Work to be completed ->
Print the data exactly, leaving nothing out.

>> START Record excerpts

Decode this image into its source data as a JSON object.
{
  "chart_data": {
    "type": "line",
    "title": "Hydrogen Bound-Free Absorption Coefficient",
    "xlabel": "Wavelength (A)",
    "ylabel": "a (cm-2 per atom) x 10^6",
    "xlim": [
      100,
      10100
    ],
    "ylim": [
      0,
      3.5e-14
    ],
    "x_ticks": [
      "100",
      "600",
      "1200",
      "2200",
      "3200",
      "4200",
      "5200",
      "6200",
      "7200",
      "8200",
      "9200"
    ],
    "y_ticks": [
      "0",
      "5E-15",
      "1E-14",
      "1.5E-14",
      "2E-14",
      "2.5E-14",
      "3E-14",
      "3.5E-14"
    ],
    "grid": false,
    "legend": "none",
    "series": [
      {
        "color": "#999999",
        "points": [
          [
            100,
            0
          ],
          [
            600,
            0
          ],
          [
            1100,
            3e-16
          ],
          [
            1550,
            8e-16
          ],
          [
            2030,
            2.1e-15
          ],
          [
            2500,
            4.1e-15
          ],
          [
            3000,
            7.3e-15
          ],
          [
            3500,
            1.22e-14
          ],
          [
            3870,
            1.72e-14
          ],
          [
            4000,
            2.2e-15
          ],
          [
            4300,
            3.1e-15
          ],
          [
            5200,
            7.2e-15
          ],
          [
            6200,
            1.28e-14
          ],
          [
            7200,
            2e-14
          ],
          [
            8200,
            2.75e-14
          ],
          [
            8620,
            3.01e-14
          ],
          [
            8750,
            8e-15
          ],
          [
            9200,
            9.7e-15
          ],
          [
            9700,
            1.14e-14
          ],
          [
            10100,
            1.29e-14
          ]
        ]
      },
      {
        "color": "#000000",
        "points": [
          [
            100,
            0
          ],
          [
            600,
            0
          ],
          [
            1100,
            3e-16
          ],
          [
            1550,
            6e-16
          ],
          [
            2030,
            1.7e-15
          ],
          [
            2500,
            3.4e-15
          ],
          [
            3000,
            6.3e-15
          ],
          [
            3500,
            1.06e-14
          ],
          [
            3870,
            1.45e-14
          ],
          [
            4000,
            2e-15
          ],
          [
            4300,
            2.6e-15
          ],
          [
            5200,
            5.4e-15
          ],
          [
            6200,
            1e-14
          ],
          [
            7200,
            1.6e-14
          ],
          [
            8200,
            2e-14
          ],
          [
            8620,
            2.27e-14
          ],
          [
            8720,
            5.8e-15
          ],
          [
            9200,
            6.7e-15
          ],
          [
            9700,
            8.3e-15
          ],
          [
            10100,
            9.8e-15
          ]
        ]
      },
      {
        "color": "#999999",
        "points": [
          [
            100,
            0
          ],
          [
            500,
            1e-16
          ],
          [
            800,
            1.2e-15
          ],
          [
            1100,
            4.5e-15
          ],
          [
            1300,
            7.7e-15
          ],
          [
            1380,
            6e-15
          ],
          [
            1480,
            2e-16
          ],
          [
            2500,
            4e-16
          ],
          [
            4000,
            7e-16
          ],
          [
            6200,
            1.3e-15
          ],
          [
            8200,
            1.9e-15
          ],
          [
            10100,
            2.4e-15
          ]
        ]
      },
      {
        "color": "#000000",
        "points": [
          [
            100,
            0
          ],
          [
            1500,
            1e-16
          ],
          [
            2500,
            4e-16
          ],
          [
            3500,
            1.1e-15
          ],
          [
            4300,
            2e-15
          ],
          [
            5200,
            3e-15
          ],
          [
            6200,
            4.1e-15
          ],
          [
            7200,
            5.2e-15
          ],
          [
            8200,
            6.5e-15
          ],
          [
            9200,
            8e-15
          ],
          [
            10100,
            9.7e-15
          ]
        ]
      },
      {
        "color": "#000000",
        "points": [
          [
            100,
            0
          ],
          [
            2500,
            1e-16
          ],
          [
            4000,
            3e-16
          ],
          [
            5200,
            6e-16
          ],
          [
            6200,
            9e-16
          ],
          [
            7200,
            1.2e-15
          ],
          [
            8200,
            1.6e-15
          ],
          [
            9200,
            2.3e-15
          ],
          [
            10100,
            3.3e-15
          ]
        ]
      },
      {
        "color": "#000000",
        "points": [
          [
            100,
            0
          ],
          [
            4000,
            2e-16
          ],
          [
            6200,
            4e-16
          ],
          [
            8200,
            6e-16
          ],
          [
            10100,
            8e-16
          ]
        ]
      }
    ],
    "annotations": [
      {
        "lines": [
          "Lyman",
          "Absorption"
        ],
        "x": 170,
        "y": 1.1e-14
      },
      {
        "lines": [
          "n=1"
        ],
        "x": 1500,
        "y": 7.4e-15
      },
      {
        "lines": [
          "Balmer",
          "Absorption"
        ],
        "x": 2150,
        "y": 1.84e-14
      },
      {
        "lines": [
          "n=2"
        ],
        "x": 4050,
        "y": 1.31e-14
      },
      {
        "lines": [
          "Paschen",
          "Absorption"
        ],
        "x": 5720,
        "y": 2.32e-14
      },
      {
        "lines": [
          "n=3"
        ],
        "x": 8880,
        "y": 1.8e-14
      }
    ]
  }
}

>> END Record excerpts

Finished exercise ->
Decode this image into its source data as a JSON object.
{
  "chart_data": {
    "type": "line",
    "title": "Hydrogen Bound-Free Absorption Coefficient",
    "xlabel": "Wavelength (A)",
    "ylabel": "a (cm-2 per atom) x 10^6",
    "xlim": [
      100,
      10100
    ],
    "ylim": [
      0,
      3.5e-14
    ],
    "x_ticks": [
      "100",
      "600",
      "1200",
      "2200",
      "3200",
      "4200",
      "5200",
      "6200",
      "7200",
      "8200",
      "9200"
    ],
    "y_ticks": [
      "0",
      "5E-15",
      "1E-14",
      "1.5E-14",
      "2E-14",
      "2.5E-14",
      "3E-14",
      "3.5E-14"
    ],
    "grid": false,
    "legend": "none",
    "series": [
      {
        "color": "#999999",
        "points": [
          [
            100,
            0
          ],
          [
            600,
            0
          ],
          [
            1100,
            3e-16
          ],
          [
            1550,
            8e-16
          ],
          [
            2030,
            2.1e-15
          ],
          [
            2500,
            4.1e-15
          ],
          [
            3000,
            7.3e-15
          ],
          [
            3500,
            1.22e-14
          ],
          [
            3870,
            1.72e-14
          ],
          [
            4000,
            2.2e-15
          ],
          [
            4300,
            3.1e-15
          ],
          [
            5200,
            7.2e-15
          ],
          [
            6200,
            1.28e-14
          ],
          [
            7200,
            2e-14
          ],
          [
            8200,
            2.75e-14
          ],
          [
            8620,
            3.01e-14
          ],
          [
            8750,
            8e-15
          ],
          [
            9200,
            9.7e-15
          ],
          [
            9700,
            1.14e-14
          ],
          [
            10100,
            1.29e-14
          ]
        ]
      },
      {
        "color": "#000000",
        "points": [
          [
            100,
            0
          ],
          [
            600,
            0
          ],
          [
            1100,
            3e-16
          ],
          [
            1550,
            6e-16
          ],
          [
            2030,
            1.7e-15
          ],
          [
            2500,
            3.4e-15
          ],
          [
            3000,
            6.3e-15
          ],
          [
            3500,
            1.06e-14
          ],
          [
            3870,
            1.45e-14
          ],
          [
            4000,
            2e-15
          ],
          [
            4300,
            2.6e-15
          ],
          [
            5200,
            5.4e-15
          ],
          [
            6200,
            1e-14
          ],
          [
            7200,
            1.6e-14
          ],
          [
            8200,
            2e-14
          ],
          [
            8620,
            2.27e-14
          ],
          [
            8720,
            5.8e-15
          ],
          [
            9200,
            6.7e-15
          ],
          [
            9700,
            8.3e-15
          ],
          [
            10100,
            9.8e-15
          ]
        ]
      },
      {
        "color": "#999999",
        "points": [
          [
            100,
            0
          ],
          [
            500,
            1e-16
          ],
          [
            800,
            1.2e-15
          ],
          [
            1100,
            4.5e-15
          ],
          [
            1300,
            7.7e-15
          ],
          [
            1380,
            6e-15
          ],
          [
            1480,
            2e-16
          ],
          [
            2500,
            4e-16
          ],
          [
            4000,
            7e-16
          ],
          [
            6200,
            1.3e-15
          ],
          [
            8200,
            1.9e-15
          ],
          [
            10100,
            2.4e-15
          ]
        ]
      },
      {
        "color": "#000000",
        "points": [
          [
            100,
            0
          ],
          [
            1500,
            1e-16
          ],
          [
            2500,
            4e-16
          ],
          [
            3500,
            1.1e-15
          ],
          [
            4300,
            2e-15
          ],
          [
            5200,
            3e-15
          ],
          [
            6200,
            4.1e-15
          ],
          [
            7200,
            5.2e-15
          ],
          [
            8200,
            6.5e-15
          ],
          [
            9200,
            8e-15
          ],
          [
            10100,
            9.7e-15
          ]
        ]
      },
      {
        "color": "#000000",
        "points": [
          [
            100,
            0
          ],
          [
            2500,
            1e-16
          ],
          [
            4000,
            3e-16
          ],
          [
            5200,
            6e-16
          ],
          [
            6200,
            9e-16
          ],
          [
            7200,
            1.2e-15
          ],
          [
            8200,
            1.6e-15
          ],
          [
            9200,
            2.3e-15
          ],
          [
            10100,
            3.3e-15
          ]
        ]
      },
      {
        "color": "#000000",
        "points": [
          [
            100,
            0
          ],
          [
            4000,
            2e-16
          ],
          [
            6200,
            4e-16
          ],
          [
            8200,
            6e-16
          ],
          [
            10100,
            8e-16
          ]
        ]
      }
    ],
    "annotations": [
      {
        "lines": [
          "Lyman",
          "Absorption"
        ],
        "x": 170,
        "y": 1.1e-14
      },
      {
        "lines": [
          "n=1"
        ],
        "x": 1500,
        "y": 7.4e-15
      },
      {
        "lines": [
          "Balmer",
          "Absorption"
        ],
        "x": 2150,
        "y": 1.84e-14
      },
      {
        "lines": [
          "n=2"
        ],
        "x": 4050,
        "y": 1.31e-14
      },
      {
        "lines": [
          "Paschen",
          "Absorption"
        ],
        "x": 5720,
        "y": 2.32e-14
      },
      {
        "lines": [
          "n=3"
        ],
        "x": 8880,
        "y": 1.8e-14
      }
    ]
  }
}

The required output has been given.